--- BEGIN Supplied records ---
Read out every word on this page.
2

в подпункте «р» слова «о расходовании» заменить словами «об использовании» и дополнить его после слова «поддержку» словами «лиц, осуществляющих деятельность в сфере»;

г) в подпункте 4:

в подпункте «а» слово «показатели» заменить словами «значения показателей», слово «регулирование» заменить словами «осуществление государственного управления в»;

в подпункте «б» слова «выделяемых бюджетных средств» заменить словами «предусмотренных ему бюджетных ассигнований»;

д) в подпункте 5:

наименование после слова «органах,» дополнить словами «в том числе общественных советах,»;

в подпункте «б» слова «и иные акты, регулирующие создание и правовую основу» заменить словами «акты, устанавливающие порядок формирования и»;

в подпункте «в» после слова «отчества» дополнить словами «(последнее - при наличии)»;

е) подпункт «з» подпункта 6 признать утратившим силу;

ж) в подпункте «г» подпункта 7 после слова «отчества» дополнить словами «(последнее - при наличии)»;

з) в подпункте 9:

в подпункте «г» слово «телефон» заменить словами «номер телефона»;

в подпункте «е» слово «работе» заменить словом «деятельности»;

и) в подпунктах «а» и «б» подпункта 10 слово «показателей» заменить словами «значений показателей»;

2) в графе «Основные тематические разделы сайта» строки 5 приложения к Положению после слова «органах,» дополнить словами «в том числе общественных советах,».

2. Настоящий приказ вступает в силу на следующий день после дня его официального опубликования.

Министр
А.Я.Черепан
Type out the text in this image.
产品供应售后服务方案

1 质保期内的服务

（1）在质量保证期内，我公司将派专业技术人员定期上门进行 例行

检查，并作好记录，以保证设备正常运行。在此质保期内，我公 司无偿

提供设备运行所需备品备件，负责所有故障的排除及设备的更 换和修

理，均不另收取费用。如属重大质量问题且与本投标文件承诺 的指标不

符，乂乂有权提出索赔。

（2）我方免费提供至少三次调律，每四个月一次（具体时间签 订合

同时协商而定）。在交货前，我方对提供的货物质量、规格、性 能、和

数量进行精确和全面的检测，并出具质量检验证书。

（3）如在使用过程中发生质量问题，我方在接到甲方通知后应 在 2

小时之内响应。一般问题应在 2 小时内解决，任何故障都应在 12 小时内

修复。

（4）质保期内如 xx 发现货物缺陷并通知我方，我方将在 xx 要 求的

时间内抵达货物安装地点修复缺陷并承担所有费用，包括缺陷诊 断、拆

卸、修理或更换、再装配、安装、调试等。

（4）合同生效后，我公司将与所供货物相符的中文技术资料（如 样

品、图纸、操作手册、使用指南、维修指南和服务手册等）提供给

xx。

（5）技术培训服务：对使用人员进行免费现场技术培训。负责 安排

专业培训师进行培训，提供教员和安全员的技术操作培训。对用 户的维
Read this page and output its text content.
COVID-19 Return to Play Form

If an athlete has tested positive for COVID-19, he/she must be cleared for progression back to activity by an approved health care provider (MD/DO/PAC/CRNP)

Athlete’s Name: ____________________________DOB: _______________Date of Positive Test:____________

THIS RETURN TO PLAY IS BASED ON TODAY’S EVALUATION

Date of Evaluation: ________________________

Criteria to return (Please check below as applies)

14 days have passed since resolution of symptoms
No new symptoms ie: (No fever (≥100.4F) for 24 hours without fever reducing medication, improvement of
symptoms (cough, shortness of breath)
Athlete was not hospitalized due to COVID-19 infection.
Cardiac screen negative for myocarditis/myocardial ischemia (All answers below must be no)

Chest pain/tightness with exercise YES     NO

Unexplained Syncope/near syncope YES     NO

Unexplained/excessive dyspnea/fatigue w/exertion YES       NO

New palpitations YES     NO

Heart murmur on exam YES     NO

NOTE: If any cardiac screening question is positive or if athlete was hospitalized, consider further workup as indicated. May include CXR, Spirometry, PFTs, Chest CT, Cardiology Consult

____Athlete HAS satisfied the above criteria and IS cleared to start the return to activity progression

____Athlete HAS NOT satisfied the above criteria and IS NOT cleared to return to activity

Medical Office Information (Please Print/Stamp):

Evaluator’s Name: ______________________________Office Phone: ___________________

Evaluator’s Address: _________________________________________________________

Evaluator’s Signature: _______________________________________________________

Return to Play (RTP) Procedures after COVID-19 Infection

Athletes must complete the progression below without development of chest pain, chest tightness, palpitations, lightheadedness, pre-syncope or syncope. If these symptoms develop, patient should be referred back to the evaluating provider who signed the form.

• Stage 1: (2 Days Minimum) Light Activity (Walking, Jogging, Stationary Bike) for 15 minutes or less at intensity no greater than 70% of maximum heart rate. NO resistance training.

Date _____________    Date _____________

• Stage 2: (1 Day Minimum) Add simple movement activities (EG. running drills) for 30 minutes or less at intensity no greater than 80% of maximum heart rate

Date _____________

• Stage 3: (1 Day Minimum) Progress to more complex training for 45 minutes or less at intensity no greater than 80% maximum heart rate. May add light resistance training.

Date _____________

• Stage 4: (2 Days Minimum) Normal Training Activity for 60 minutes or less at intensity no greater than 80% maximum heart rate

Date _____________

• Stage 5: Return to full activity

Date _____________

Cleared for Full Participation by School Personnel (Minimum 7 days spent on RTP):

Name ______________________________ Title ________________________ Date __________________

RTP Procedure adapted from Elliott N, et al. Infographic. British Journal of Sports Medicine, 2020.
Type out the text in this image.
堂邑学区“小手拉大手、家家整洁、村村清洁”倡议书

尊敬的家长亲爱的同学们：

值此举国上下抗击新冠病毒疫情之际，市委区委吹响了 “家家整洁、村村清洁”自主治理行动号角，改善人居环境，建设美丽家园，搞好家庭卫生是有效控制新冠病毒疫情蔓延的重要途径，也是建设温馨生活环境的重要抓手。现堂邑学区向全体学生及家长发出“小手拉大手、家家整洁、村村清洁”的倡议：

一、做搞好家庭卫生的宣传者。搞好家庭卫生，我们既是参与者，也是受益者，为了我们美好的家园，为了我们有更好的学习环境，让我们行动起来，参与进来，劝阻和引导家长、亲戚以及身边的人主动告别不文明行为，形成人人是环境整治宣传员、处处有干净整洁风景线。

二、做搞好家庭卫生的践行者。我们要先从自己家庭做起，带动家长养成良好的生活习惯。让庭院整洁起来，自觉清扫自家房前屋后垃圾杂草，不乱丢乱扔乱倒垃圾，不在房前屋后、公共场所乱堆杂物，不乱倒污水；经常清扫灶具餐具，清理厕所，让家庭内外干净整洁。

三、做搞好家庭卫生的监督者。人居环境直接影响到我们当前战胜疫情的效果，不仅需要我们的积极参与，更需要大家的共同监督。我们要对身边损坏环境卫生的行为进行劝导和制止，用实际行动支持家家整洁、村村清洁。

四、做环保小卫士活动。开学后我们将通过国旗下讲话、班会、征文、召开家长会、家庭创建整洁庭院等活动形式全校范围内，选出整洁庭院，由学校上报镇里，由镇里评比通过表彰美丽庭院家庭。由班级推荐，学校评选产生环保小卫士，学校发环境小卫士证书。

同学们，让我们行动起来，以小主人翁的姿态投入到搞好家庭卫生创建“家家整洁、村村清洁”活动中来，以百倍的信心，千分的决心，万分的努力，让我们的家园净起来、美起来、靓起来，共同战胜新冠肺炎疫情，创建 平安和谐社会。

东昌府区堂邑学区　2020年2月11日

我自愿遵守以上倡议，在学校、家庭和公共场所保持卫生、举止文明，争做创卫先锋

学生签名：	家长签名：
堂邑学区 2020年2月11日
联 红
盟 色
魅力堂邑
--- END Supplied records ---
_Aim_.
Using the listing above, retype each line exactly.

_Full solution_.
Read out every word on this page.
2

в подпункте «р» слова «о расходовании» заменить словами «об использовании» и дополнить его после слова «поддержку» словами «лиц, осуществляющих деятельность в сфере»;

г) в подпункте 4:

в подпункте «а» слово «показатели» заменить словами «значения показателей», слово «регулирование» заменить словами «осуществление государственного управления в»;

в подпункте «б» слова «выделяемых бюджетных средств» заменить словами «предусмотренных ему бюджетных ассигнований»;

д) в подпункте 5:

наименование после слова «органах,» дополнить словами «в том числе общественных советах,»;

в подпункте «б» слова «и иные акты, регулирующие создание и правовую основу» заменить словами «акты, устанавливающие порядок формирования и»;

в подпункте «в» после слова «отчества» дополнить словами «(последнее - при наличии)»;

е) подпункт «з» подпункта 6 признать утратившим силу;

ж) в подпункте «г» подпункта 7 после слова «отчества» дополнить словами «(последнее - при наличии)»;

з) в подпункте 9:

в подпункте «г» слово «телефон» заменить словами «номер телефона»;

в подпункте «е» слово «работе» заменить словом «деятельности»;

и) в подпунктах «а» и «б» подпункта 10 слово «показателей» заменить словами «значений показателей»;

2) в графе «Основные тематические разделы сайта» строки 5 приложения к Положению после слова «органах,» дополнить словами «в том числе общественных советах,».

2. Настоящий приказ вступает в силу на следующий день после дня его официального опубликования.

Министр
А.Я.Черепан
Type out the text in this image.
产品供应售后服务方案

1 质保期内的服务

（1）在质量保证期内，我公司将派专业技术人员定期上门进行 例行

检查，并作好记录，以保证设备正常运行。在此质保期内，我公 司无偿

提供设备运行所需备品备件，负责所有故障的排除及设备的更 换和修

理，均不另收取费用。如属重大质量问题且与本投标文件承诺 的指标不

符，乂乂有权提出索赔。

（2）我方免费提供至少三次调律，每四个月一次（具体时间签 订合

同时协商而定）。在交货前，我方对提供的货物质量、规格、性 能、和

数量进行精确和全面的检测，并出具质量检验证书。

（3）如在使用过程中发生质量问题，我方在接到甲方通知后应 在 2

小时之内响应。一般问题应在 2 小时内解决，任何故障都应在 12 小时内

修复。

（4）质保期内如 xx 发现货物缺陷并通知我方，我方将在 xx 要 求的

时间内抵达货物安装地点修复缺陷并承担所有费用，包括缺陷诊 断、拆

卸、修理或更换、再装配、安装、调试等。

（4）合同生效后，我公司将与所供货物相符的中文技术资料（如 样

品、图纸、操作手册、使用指南、维修指南和服务手册等）提供给

xx。

（5）技术培训服务：对使用人员进行免费现场技术培训。负责 安排

专业培训师进行培训，提供教员和安全员的技术操作培训。对用 户的维
Read this page and output its text content.
COVID-19 Return to Play Form

If an athlete has tested positive for COVID-19, he/she must be cleared for progression back to activity by an approved health care provider (MD/DO/PAC/CRNP)

Athlete’s Name: ____________________________DOB: _______________Date of Positive Test:____________

THIS RETURN TO PLAY IS BASED ON TODAY’S EVALUATION

Date of Evaluation: ________________________

Criteria to return (Please check below as applies)

14 days have passed since resolution of symptoms
No new symptoms ie: (No fever (≥100.4F) for 24 hours without fever reducing medication, improvement of
symptoms (cough, shortness of breath)
Athlete was not hospitalized due to COVID-19 infection.
Cardiac screen negative for myocarditis/myocardial ischemia (All answers below must be no)

Chest pain/tightness with exercise YES     NO

Unexplained Syncope/near syncope YES     NO

Unexplained/excessive dyspnea/fatigue w/exertion YES       NO

New palpitations YES     NO

Heart murmur on exam YES     NO

NOTE: If any cardiac screening question is positive or if athlete was hospitalized, consider further workup as indicated. May include CXR, Spirometry, PFTs, Chest CT, Cardiology Consult

____Athlete HAS satisfied the above criteria and IS cleared to start the return to activity progression

____Athlete HAS NOT satisfied the above criteria and IS NOT cleared to return to activity

Medical Office Information (Please Print/Stamp):

Evaluator’s Name: ______________________________Office Phone: ___________________

Evaluator’s Address: _________________________________________________________

Evaluator’s Signature: _______________________________________________________

Return to Play (RTP) Procedures after COVID-19 Infection

Athletes must complete the progression below without development of chest pain, chest tightness, palpitations, lightheadedness, pre-syncope or syncope. If these symptoms develop, patient should be referred back to the evaluating provider who signed the form.

• Stage 1: (2 Days Minimum) Light Activity (Walking, Jogging, Stationary Bike) for 15 minutes or less at intensity no greater than 70% of maximum heart rate. NO resistance training.

Date _____________    Date _____________

• Stage 2: (1 Day Minimum) Add simple movement activities (EG. running drills) for 30 minutes or less at intensity no greater than 80% of maximum heart rate

Date _____________

• Stage 3: (1 Day Minimum) Progress to more complex training for 45 minutes or less at intensity no greater than 80% maximum heart rate. May add light resistance training.

Date _____________

• Stage 4: (2 Days Minimum) Normal Training Activity for 60 minutes or less at intensity no greater than 80% maximum heart rate

Date _____________

• Stage 5: Return to full activity

Date _____________

Cleared for Full Participation by School Personnel (Minimum 7 days spent on RTP):

Name ______________________________ Title ________________________ Date __________________

RTP Procedure adapted from Elliott N, et al. Infographic. British Journal of Sports Medicine, 2020.
Type out the text in this image.
堂邑学区“小手拉大手、家家整洁、村村清洁”倡议书

尊敬的家长亲爱的同学们：

值此举国上下抗击新冠病毒疫情之际，市委区委吹响了 “家家整洁、村村清洁”自主治理行动号角，改善人居环境，建设美丽家园，搞好家庭卫生是有效控制新冠病毒疫情蔓延的重要途径，也是建设温馨生活环境的重要抓手。现堂邑学区向全体学生及家长发出“小手拉大手、家家整洁、村村清洁”的倡议：

一、做搞好家庭卫生的宣传者。搞好家庭卫生，我们既是参与者，也是受益者，为了我们美好的家园，为了我们有更好的学习环境，让我们行动起来，参与进来，劝阻和引导家长、亲戚以及身边的人主动告别不文明行为，形成人人是环境整治宣传员、处处有干净整洁风景线。

二、做搞好家庭卫生的践行者。我们要先从自己家庭做起，带动家长养成良好的生活习惯。让庭院整洁起来，自觉清扫自家房前屋后垃圾杂草，不乱丢乱扔乱倒垃圾，不在房前屋后、公共场所乱堆杂物，不乱倒污水；经常清扫灶具餐具，清理厕所，让家庭内外干净整洁。

三、做搞好家庭卫生的监督者。人居环境直接影响到我们当前战胜疫情的效果，不仅需要我们的积极参与，更需要大家的共同监督。我们要对身边损坏环境卫生的行为进行劝导和制止，用实际行动支持家家整洁、村村清洁。

四、做环保小卫士活动。开学后我们将通过国旗下讲话、班会、征文、召开家长会、家庭创建整洁庭院等活动形式全校范围内，选出整洁庭院，由学校上报镇里，由镇里评比通过表彰美丽庭院家庭。由班级推荐，学校评选产生环保小卫士，学校发环境小卫士证书。

同学们，让我们行动起来，以小主人翁的姿态投入到搞好家庭卫生创建“家家整洁、村村清洁”活动中来，以百倍的信心，千分的决心，万分的努力，让我们的家园净起来、美起来、靓起来，共同战胜新冠肺炎疫情，创建 平安和谐社会。

东昌府区堂邑学区　2020年2月11日

我自愿遵守以上倡议，在学校、家庭和公共场所保持卫生、举止文明，争做创卫先锋

学生签名：	家长签名：
堂邑学区 2020年2月11日
联 红
盟 色
魅力堂邑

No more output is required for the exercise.